**EXERCISE DIRECTIONS**
For the records that follow, return only the count of lines containing the string "Estimated".
==== DATASET EXTRACT ====
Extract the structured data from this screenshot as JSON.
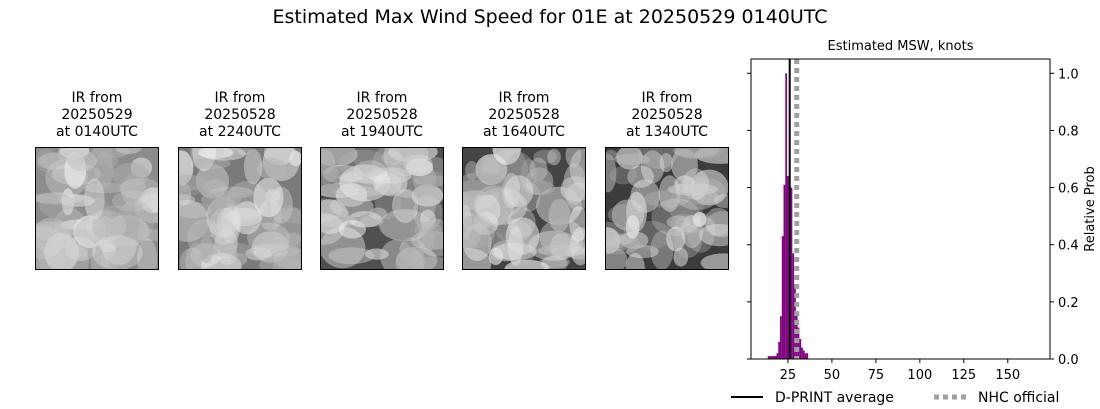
{
  "figure": {
    "title": "Estimated Max Wind Speed for 01E at 20250529 0140UTC"
  },
  "thumbnails": [
    {
      "line1": "IR from",
      "line2": "20250529",
      "line3": "at 0140UTC",
      "tone": "#8c8c8c"
    },
    {
      "line1": "IR from",
      "line2": "20250528",
      "line3": "at 2240UTC",
      "tone": "#7a7a7a"
    },
    {
      "line1": "IR from",
      "line2": "20250528",
      "line3": "at 1940UTC",
      "tone": "#505050"
    },
    {
      "line1": "IR from",
      "line2": "20250528",
      "line3": "at 1640UTC",
      "tone": "#444444"
    },
    {
      "line1": "IR from",
      "line2": "20250528",
      "line3": "at 1340UTC",
      "tone": "#3c3c3c"
    }
  ],
  "chart_data": {
    "type": "bar",
    "title": "Estimated MSW, knots",
    "ylabel": "Relative Prob",
    "xlabel": "",
    "xlim": [
      4,
      174
    ],
    "ylim": [
      0,
      1.05
    ],
    "xticks": [
      25,
      50,
      75,
      100,
      125,
      150
    ],
    "yticks": [
      0.0,
      0.2,
      0.4,
      0.6,
      0.8,
      1.0
    ],
    "y_axis_side": "right",
    "bin_width": 1,
    "histogram": [
      {
        "x": 14,
        "y": 0.01
      },
      {
        "x": 15,
        "y": 0.01
      },
      {
        "x": 16,
        "y": 0.01
      },
      {
        "x": 17,
        "y": 0.01
      },
      {
        "x": 18,
        "y": 0.01
      },
      {
        "x": 19,
        "y": 0.02
      },
      {
        "x": 20,
        "y": 0.06
      },
      {
        "x": 21,
        "y": 0.15
      },
      {
        "x": 22,
        "y": 0.43
      },
      {
        "x": 23,
        "y": 0.61
      },
      {
        "x": 24,
        "y": 1.0
      },
      {
        "x": 25,
        "y": 0.64
      },
      {
        "x": 26,
        "y": 0.65
      },
      {
        "x": 27,
        "y": 0.6
      },
      {
        "x": 28,
        "y": 0.37
      },
      {
        "x": 29,
        "y": 0.26
      },
      {
        "x": 30,
        "y": 0.16
      },
      {
        "x": 31,
        "y": 0.11
      },
      {
        "x": 32,
        "y": 0.07
      },
      {
        "x": 33,
        "y": 0.04
      },
      {
        "x": 34,
        "y": 0.03
      },
      {
        "x": 35,
        "y": 0.02
      },
      {
        "x": 36,
        "y": 0.02
      }
    ],
    "bar_color": "#800080",
    "dprint_average": 26,
    "nhc_official": 30,
    "legend": [
      {
        "label": "D-PRINT average",
        "style": "solid",
        "color": "#000000"
      },
      {
        "label": "NHC official",
        "style": "dotted",
        "color": "#a0a0a0"
      }
    ]
  }
}
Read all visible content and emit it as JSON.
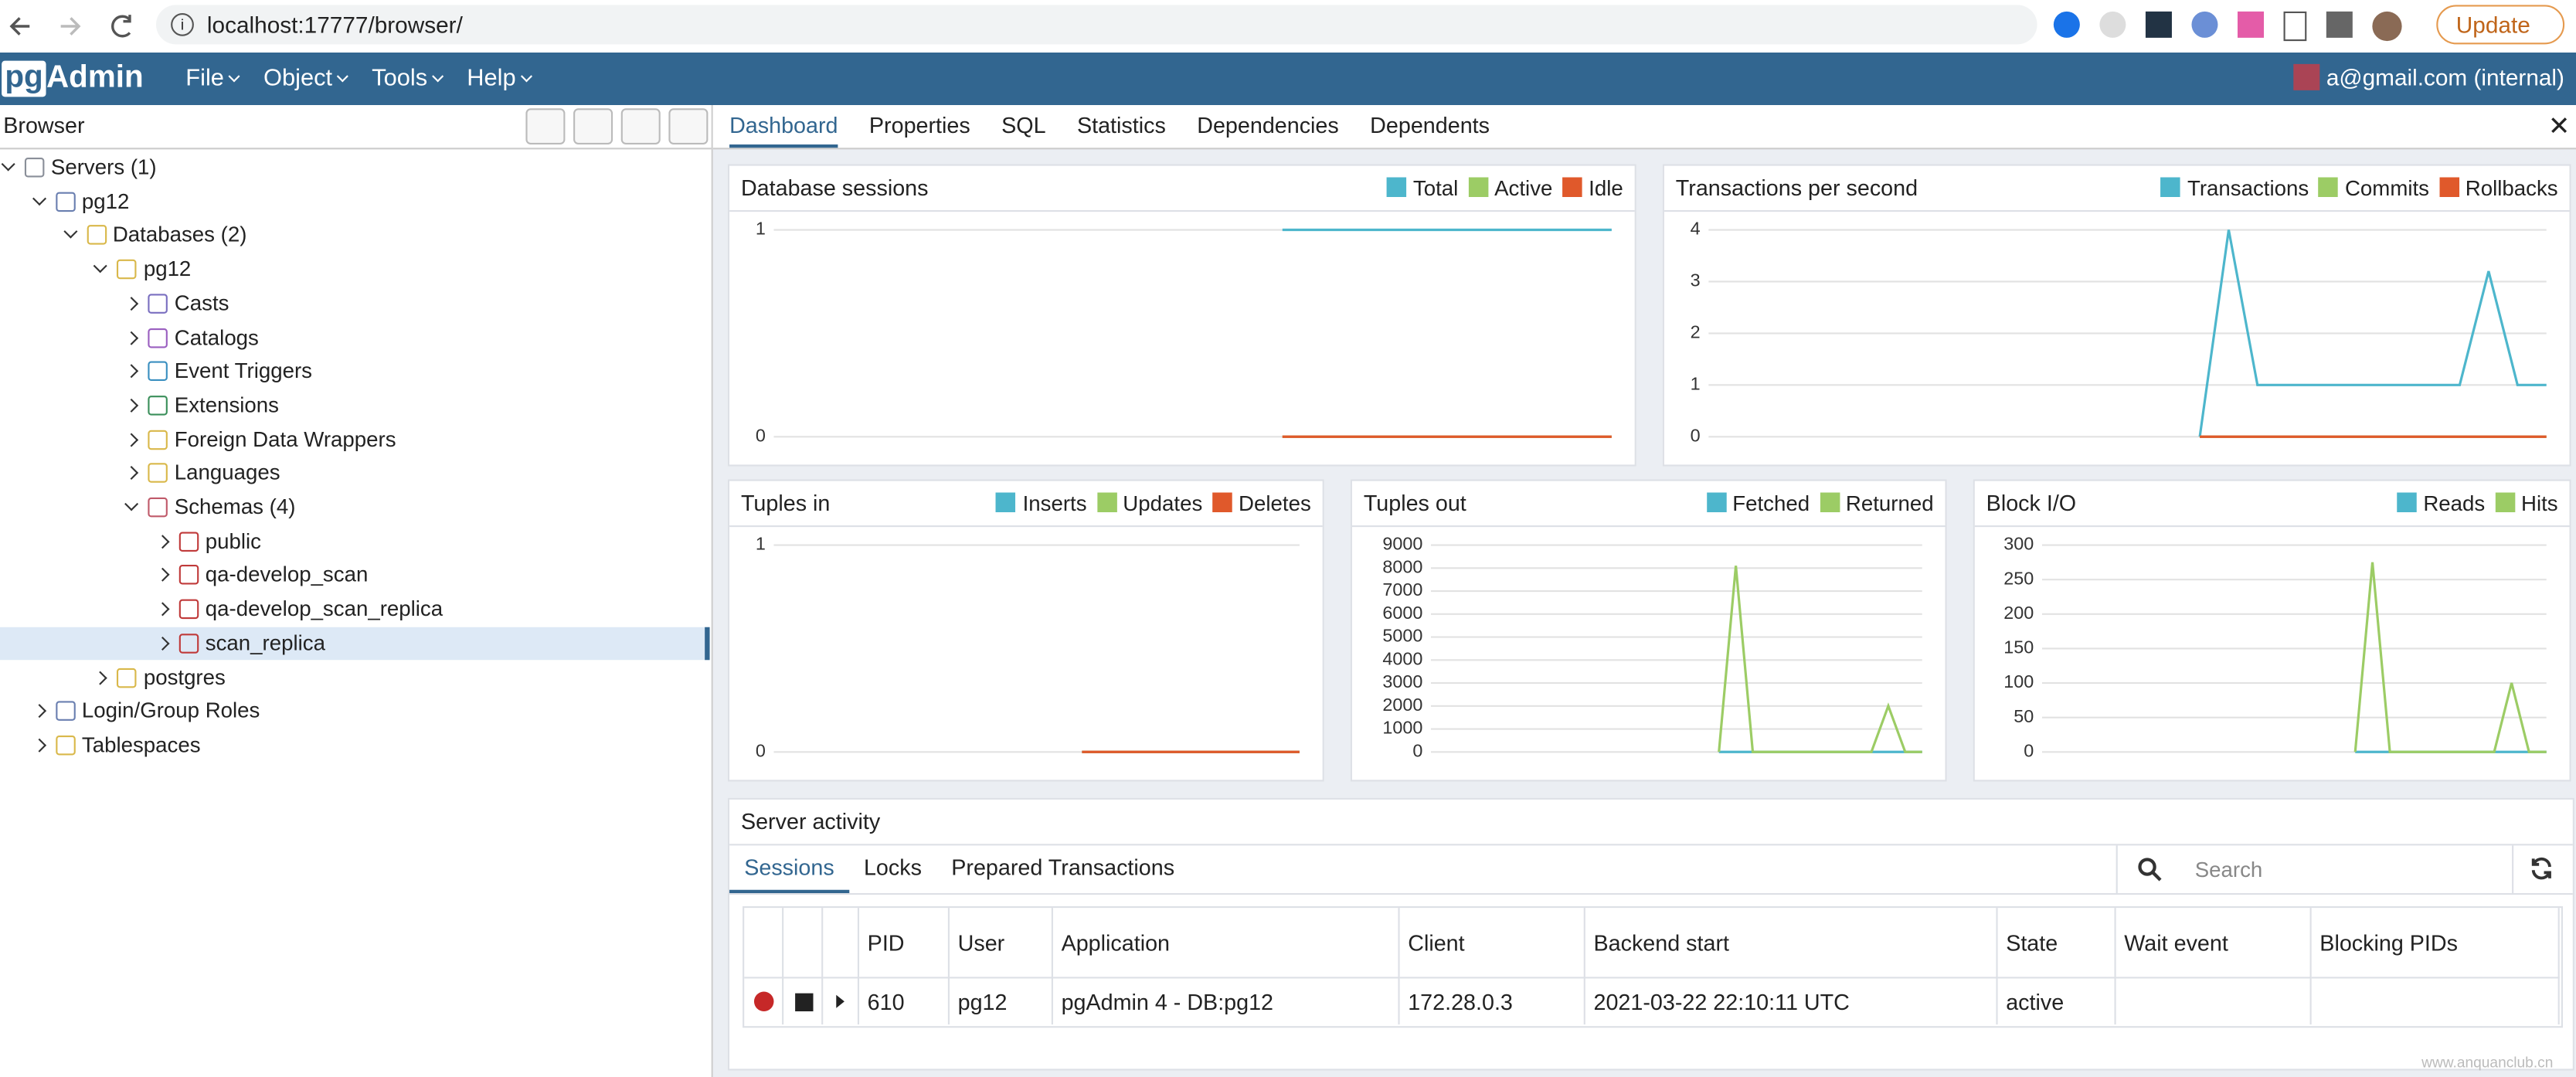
{
  "browser": {
    "url": "localhost:17777/browser/",
    "update_button": "Update"
  },
  "navbar": {
    "brand_prefix": "pg",
    "brand_suffix": "Admin",
    "menus": [
      "File",
      "Object",
      "Tools",
      "Help"
    ],
    "user": "a@gmail.com (internal)"
  },
  "tree_panel": {
    "title": "Browser",
    "nodes": [
      {
        "label": "Servers (1)",
        "depth": 0,
        "expanded": true
      },
      {
        "label": "pg12",
        "depth": 1,
        "expanded": true
      },
      {
        "label": "Databases (2)",
        "depth": 2,
        "expanded": true
      },
      {
        "label": "pg12",
        "depth": 3,
        "expanded": true
      },
      {
        "label": "Casts",
        "depth": 4,
        "expanded": false
      },
      {
        "label": "Catalogs",
        "depth": 4,
        "expanded": false
      },
      {
        "label": "Event Triggers",
        "depth": 4,
        "expanded": false
      },
      {
        "label": "Extensions",
        "depth": 4,
        "expanded": false
      },
      {
        "label": "Foreign Data Wrappers",
        "depth": 4,
        "expanded": false
      },
      {
        "label": "Languages",
        "depth": 4,
        "expanded": false
      },
      {
        "label": "Schemas (4)",
        "depth": 4,
        "expanded": true
      },
      {
        "label": "public",
        "depth": 5,
        "expanded": false
      },
      {
        "label": "qa-develop_scan",
        "depth": 5,
        "expanded": false
      },
      {
        "label": "qa-develop_scan_replica",
        "depth": 5,
        "expanded": false
      },
      {
        "label": "scan_replica",
        "depth": 5,
        "expanded": false,
        "selected": true
      },
      {
        "label": "postgres",
        "depth": 3,
        "expanded": false
      },
      {
        "label": "Login/Group Roles",
        "depth": 1,
        "expanded": false
      },
      {
        "label": "Tablespaces",
        "depth": 1,
        "expanded": false
      }
    ]
  },
  "tabs": {
    "items": [
      "Dashboard",
      "Properties",
      "SQL",
      "Statistics",
      "Dependencies",
      "Dependents"
    ],
    "active": 0
  },
  "dashboard": {
    "charts": [
      {
        "type": "line",
        "title": "Database sessions",
        "ylim": [
          0,
          1
        ],
        "yticks": [
          0,
          1
        ],
        "series": [
          {
            "name": "Total",
            "color": "#4db6cc",
            "values": [
              null,
              null,
              null,
              null,
              null,
              null,
              null,
              null,
              null,
              null,
              null,
              null,
              null,
              null,
              null,
              null,
              null,
              1,
              1,
              1,
              1,
              1,
              1,
              1,
              1,
              1,
              1,
              1,
              1
            ]
          },
          {
            "name": "Active",
            "color": "#9ccc65",
            "values": [
              null,
              null,
              null,
              null,
              null,
              null,
              null,
              null,
              null,
              null,
              null,
              null,
              null,
              null,
              null,
              null,
              null,
              0,
              0,
              0,
              0,
              0,
              0,
              0,
              0,
              0,
              0,
              0,
              0
            ]
          },
          {
            "name": "Idle",
            "color": "#e0592b",
            "values": [
              null,
              null,
              null,
              null,
              null,
              null,
              null,
              null,
              null,
              null,
              null,
              null,
              null,
              null,
              null,
              null,
              null,
              0,
              0,
              0,
              0,
              0,
              0,
              0,
              0,
              0,
              0,
              0,
              0
            ]
          }
        ]
      },
      {
        "type": "line",
        "title": "Transactions per second",
        "ylim": [
          0,
          4
        ],
        "yticks": [
          0,
          1,
          2,
          3,
          4
        ],
        "series": [
          {
            "name": "Transactions",
            "color": "#4db6cc",
            "values": [
              null,
              null,
              null,
              null,
              null,
              null,
              null,
              null,
              null,
              null,
              null,
              null,
              null,
              null,
              null,
              null,
              null,
              0,
              4,
              1,
              1,
              1,
              1,
              1,
              1,
              1,
              1,
              3.2,
              1,
              1
            ]
          },
          {
            "name": "Commits",
            "color": "#9ccc65",
            "values": [
              null,
              null,
              null,
              null,
              null,
              null,
              null,
              null,
              null,
              null,
              null,
              null,
              null,
              null,
              null,
              null,
              null,
              0,
              0,
              0,
              0,
              0,
              0,
              0,
              0,
              0,
              0,
              0,
              0,
              0
            ]
          },
          {
            "name": "Rollbacks",
            "color": "#e0592b",
            "values": [
              null,
              null,
              null,
              null,
              null,
              null,
              null,
              null,
              null,
              null,
              null,
              null,
              null,
              null,
              null,
              null,
              null,
              0,
              0,
              0,
              0,
              0,
              0,
              0,
              0,
              0,
              0,
              0,
              0,
              0
            ]
          }
        ]
      },
      {
        "type": "line",
        "title": "Tuples in",
        "ylim": [
          0,
          1
        ],
        "yticks": [
          0,
          1
        ],
        "series": [
          {
            "name": "Inserts",
            "color": "#4db6cc",
            "values": [
              null,
              null,
              null,
              null,
              null,
              null,
              null,
              null,
              null,
              null,
              null,
              null,
              null,
              null,
              null,
              null,
              null,
              0,
              0,
              0,
              0,
              0,
              0,
              0,
              0,
              0,
              0,
              0,
              0,
              0
            ]
          },
          {
            "name": "Updates",
            "color": "#9ccc65",
            "values": [
              null,
              null,
              null,
              null,
              null,
              null,
              null,
              null,
              null,
              null,
              null,
              null,
              null,
              null,
              null,
              null,
              null,
              0,
              0,
              0,
              0,
              0,
              0,
              0,
              0,
              0,
              0,
              0,
              0,
              0
            ]
          },
          {
            "name": "Deletes",
            "color": "#e0592b",
            "values": [
              null,
              null,
              null,
              null,
              null,
              null,
              null,
              null,
              null,
              null,
              null,
              null,
              null,
              null,
              null,
              null,
              null,
              0,
              0,
              0,
              0,
              0,
              0,
              0,
              0,
              0,
              0,
              0,
              0,
              0
            ]
          }
        ]
      },
      {
        "type": "line",
        "title": "Tuples out",
        "ylim": [
          0,
          9000
        ],
        "yticks": [
          0,
          1000,
          2000,
          3000,
          4000,
          5000,
          6000,
          7000,
          8000,
          9000
        ],
        "series": [
          {
            "name": "Fetched",
            "color": "#4db6cc",
            "values": [
              null,
              null,
              null,
              null,
              null,
              null,
              null,
              null,
              null,
              null,
              null,
              null,
              null,
              null,
              null,
              null,
              null,
              0,
              0,
              0,
              0,
              0,
              0,
              0,
              0,
              0,
              0,
              0,
              0,
              0
            ]
          },
          {
            "name": "Returned",
            "color": "#9ccc65",
            "values": [
              null,
              null,
              null,
              null,
              null,
              null,
              null,
              null,
              null,
              null,
              null,
              null,
              null,
              null,
              null,
              null,
              null,
              0,
              8100,
              0,
              0,
              0,
              0,
              0,
              0,
              0,
              0,
              2000,
              0,
              0
            ]
          }
        ]
      },
      {
        "type": "line",
        "title": "Block I/O",
        "ylim": [
          0,
          300
        ],
        "yticks": [
          0,
          50,
          100,
          150,
          200,
          250,
          300
        ],
        "series": [
          {
            "name": "Reads",
            "color": "#4db6cc",
            "values": [
              null,
              null,
              null,
              null,
              null,
              null,
              null,
              null,
              null,
              null,
              null,
              null,
              null,
              null,
              null,
              null,
              null,
              null,
              0,
              0,
              0,
              0,
              0,
              0,
              0,
              0,
              0,
              0,
              0,
              0
            ]
          },
          {
            "name": "Hits",
            "color": "#9ccc65",
            "values": [
              null,
              null,
              null,
              null,
              null,
              null,
              null,
              null,
              null,
              null,
              null,
              null,
              null,
              null,
              null,
              null,
              null,
              null,
              0,
              275,
              0,
              0,
              0,
              0,
              0,
              0,
              0,
              100,
              0,
              0
            ]
          }
        ]
      }
    ]
  },
  "server_activity": {
    "title": "Server activity",
    "tabs": [
      "Sessions",
      "Locks",
      "Prepared Transactions"
    ],
    "active": 0,
    "search_placeholder": "Search",
    "table": {
      "columns": [
        "PID",
        "User",
        "Application",
        "Client",
        "Backend start",
        "State",
        "Wait event",
        "Blocking PIDs"
      ],
      "rows": [
        [
          610,
          "pg12",
          "pgAdmin 4 - DB:pg12",
          "172.28.0.3",
          "2021-03-22 22:10:11 UTC",
          "active"
        ]
      ]
    }
  },
  "watermark": "www.anquanclub.cn"
}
====
**SOLUTION TO THIS PROBLEM**
2